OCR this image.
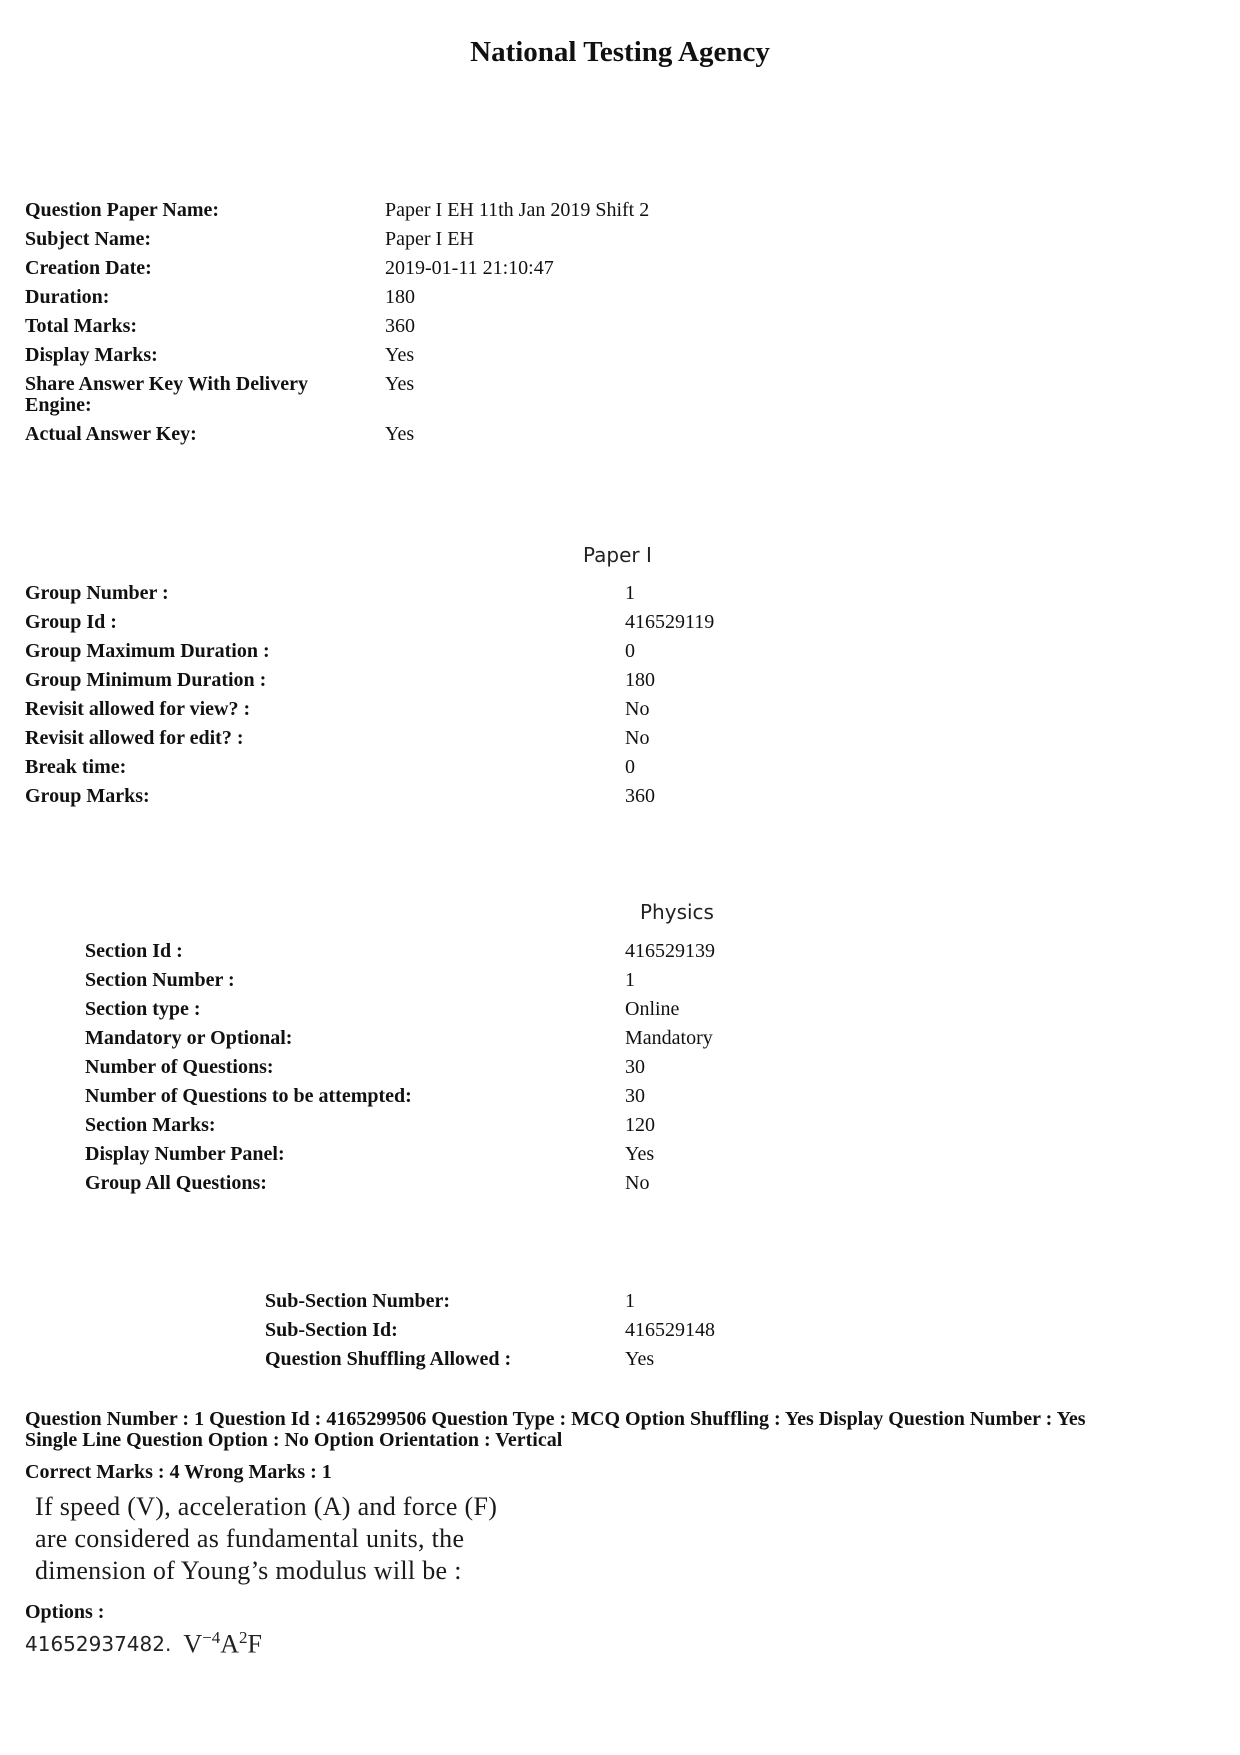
National Testing Agency
Question Paper Name:	Paper I EH 11th Jan 2019 Shift 2
Subject Name:	Paper I EH
Creation Date:	2019-01-11 21:10:47
Duration:	180
Total Marks:	360
Display Marks:	Yes
Share Answer Key With Delivery Engine:
Yes
Actual Answer Key:	Yes
Paper I
Group Number :	1
Group Id :	416529119
Group Maximum Duration :	0
Group Minimum Duration :	180
Revisit allowed for view? :	No
Revisit allowed for edit? :	No
Break time:	0
Group Marks:	360
Physics
Section Id :	416529139
Section Number :	1
Section type :	Online
Mandatory or Optional:	Mandatory
Number of Questions:	30
Number of Questions to be attempted:	30
Section Marks:	120
Display Number Panel:	Yes
Group All Questions:	No
Sub-Section Number:	1
Sub-Section Id:	416529148
Question Shuffling Allowed :	Yes
Question Number : 1 Question Id : 4165299506 Question Type : MCQ Option Shuffling : Yes Display Question Number : Yes
Single Line Question Option : No Option Orientation : Vertical
Correct Marks : 4 Wrong Marks : 1
If speed (V), acceleration (A) and force (F)
are considered as fundamental units, the
dimension of Young’s modulus will be :
Options :
41652937482. $V^{-4}A^2F$
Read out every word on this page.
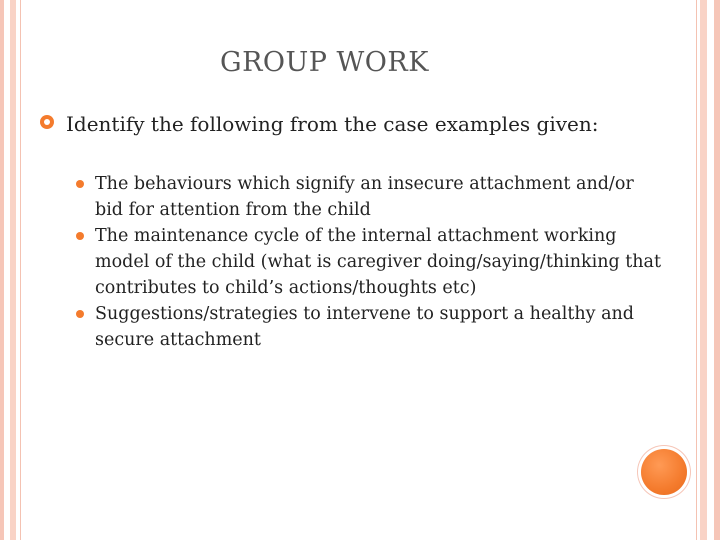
GROUP WORK
Identify the following from the case examples given:
The behaviours which signify an insecure attachment and/or bid for attention from the child
The maintenance cycle of the internal attachment working model of the child (what is caregiver doing/saying/thinking that contributes to child’s actions/thoughts etc)
Suggestions/strategies to intervene to support a healthy and secure attachment
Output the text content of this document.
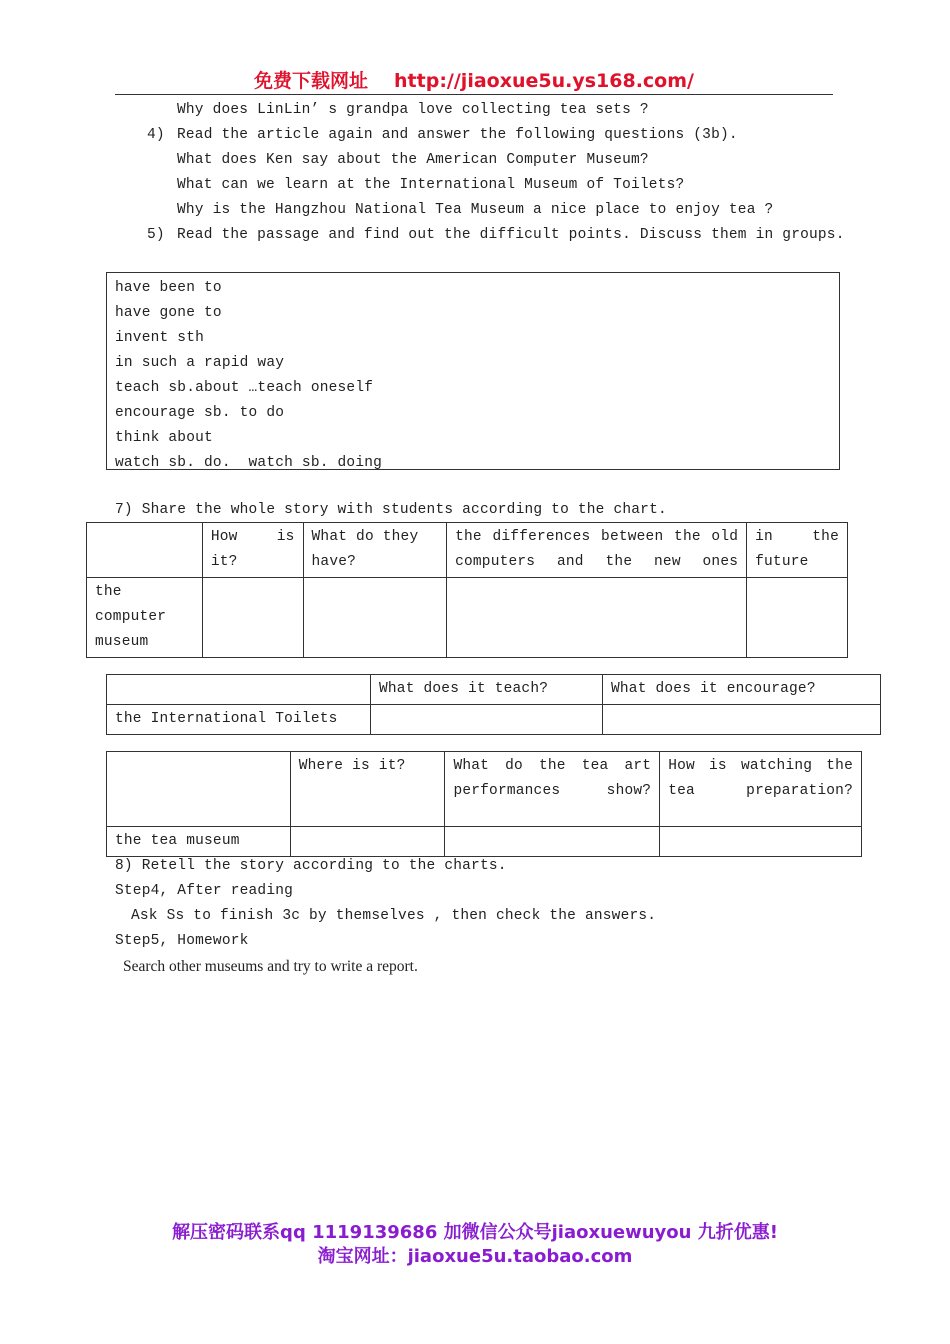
免费下载网址 http://jiaoxue5u.ys168.com/
Why does LinLin’ s grandpa love collecting tea sets ?
4) Read the article again and answer the following questions (3b).
What does Ken say about the American Computer Museum?
What can we learn at the International Museum of Toilets?
Why is the Hangzhou National Tea Museum a nice place to enjoy tea ?
5) Read the passage and find out the difficult points. Discuss them in groups.
have been to
have gone to
invent sth
in such a rapid way
teach sb.about …teach oneself
encourage sb. to do
think about
watch sb. do.  watch sb. doing
7) Share the whole story with students according to the chart.
	How is it?	What do they have?	the differences between the old computers and the new ones	in the future
the computer museum				
	What does it teach?	What does it encourage?
the International Toilets		
	Where is it?	What do the tea art performances show?	How is watching the tea preparation?
the tea museum			
8) Retell the story according to the charts.
Step4, After reading
Ask Ss to finish 3c by themselves , then check the answers.
Step5, Homework
Search other museums and try to write a report.
解压密码联系qq 1119139686 加微信公众号jiaoxuewuyou 九折优惠!
淘宝网址：jiaoxue5u.taobao.com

→ **The request**
Extract each line from the listing that holds the word "doing".

→ **Written answer**
The maintenance cycle of the internal attachment working model of the child (what is caregiver doing/saying/thinking that contributes to child’s actions/thoughts etc)
watch sb. do.  watch sb. doing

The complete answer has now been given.